**Aim of the task**
Show every line below where "text" can be found.

**Record extracts**

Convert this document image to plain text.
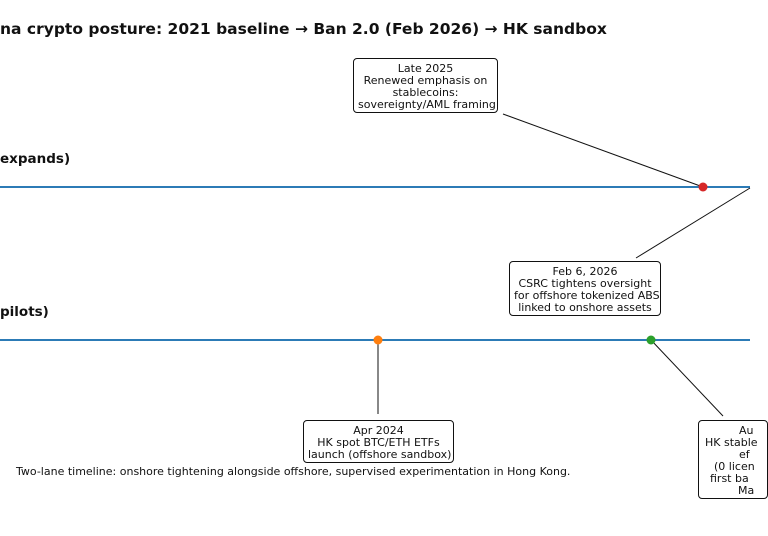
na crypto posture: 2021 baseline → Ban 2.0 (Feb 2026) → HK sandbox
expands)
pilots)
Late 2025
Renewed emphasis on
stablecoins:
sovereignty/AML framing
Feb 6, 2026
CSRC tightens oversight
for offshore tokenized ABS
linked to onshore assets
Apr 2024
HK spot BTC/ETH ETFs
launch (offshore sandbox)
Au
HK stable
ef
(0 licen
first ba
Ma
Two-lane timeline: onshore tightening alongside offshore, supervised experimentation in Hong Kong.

...

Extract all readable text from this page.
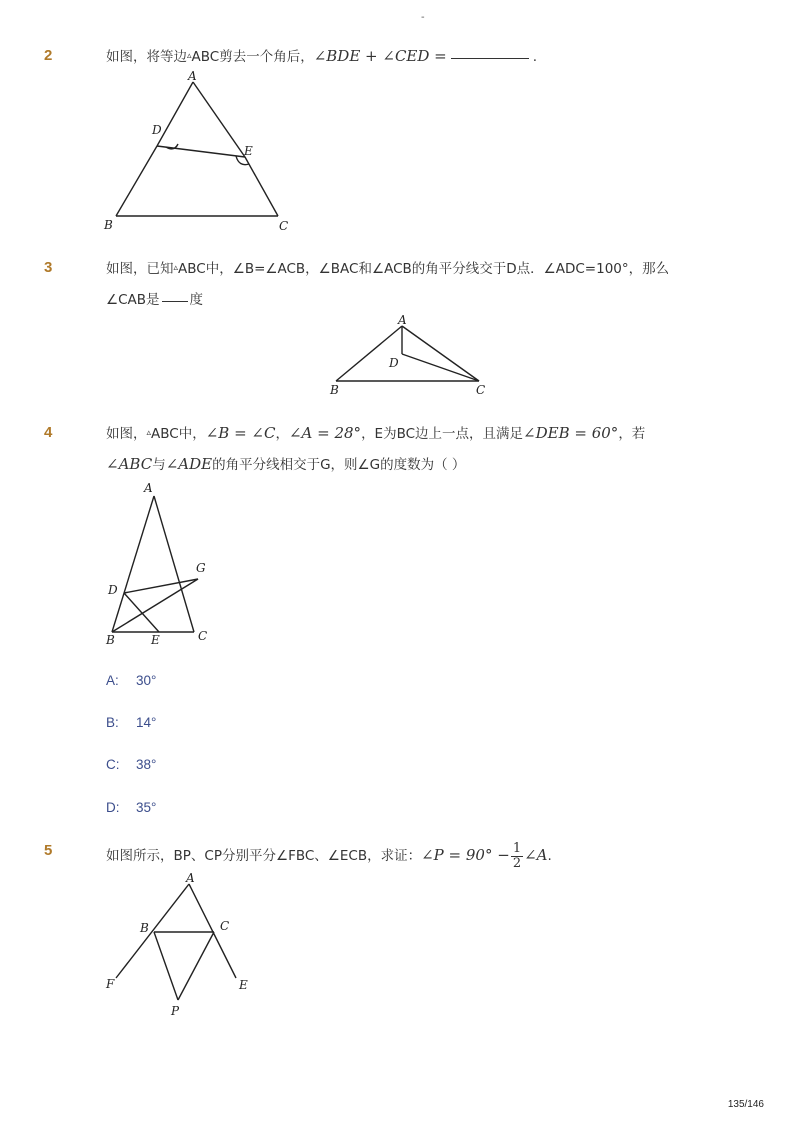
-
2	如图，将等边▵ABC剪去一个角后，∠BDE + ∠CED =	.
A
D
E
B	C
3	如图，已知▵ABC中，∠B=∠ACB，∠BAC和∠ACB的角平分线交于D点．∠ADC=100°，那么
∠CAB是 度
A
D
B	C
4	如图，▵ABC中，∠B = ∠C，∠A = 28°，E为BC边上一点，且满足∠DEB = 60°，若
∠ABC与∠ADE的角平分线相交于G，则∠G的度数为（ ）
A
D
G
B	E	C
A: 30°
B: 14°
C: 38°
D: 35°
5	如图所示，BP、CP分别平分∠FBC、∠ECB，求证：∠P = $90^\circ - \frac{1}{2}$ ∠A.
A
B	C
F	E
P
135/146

**Full solution**
Convert this document image to plain text.
Extract all readable text from this page.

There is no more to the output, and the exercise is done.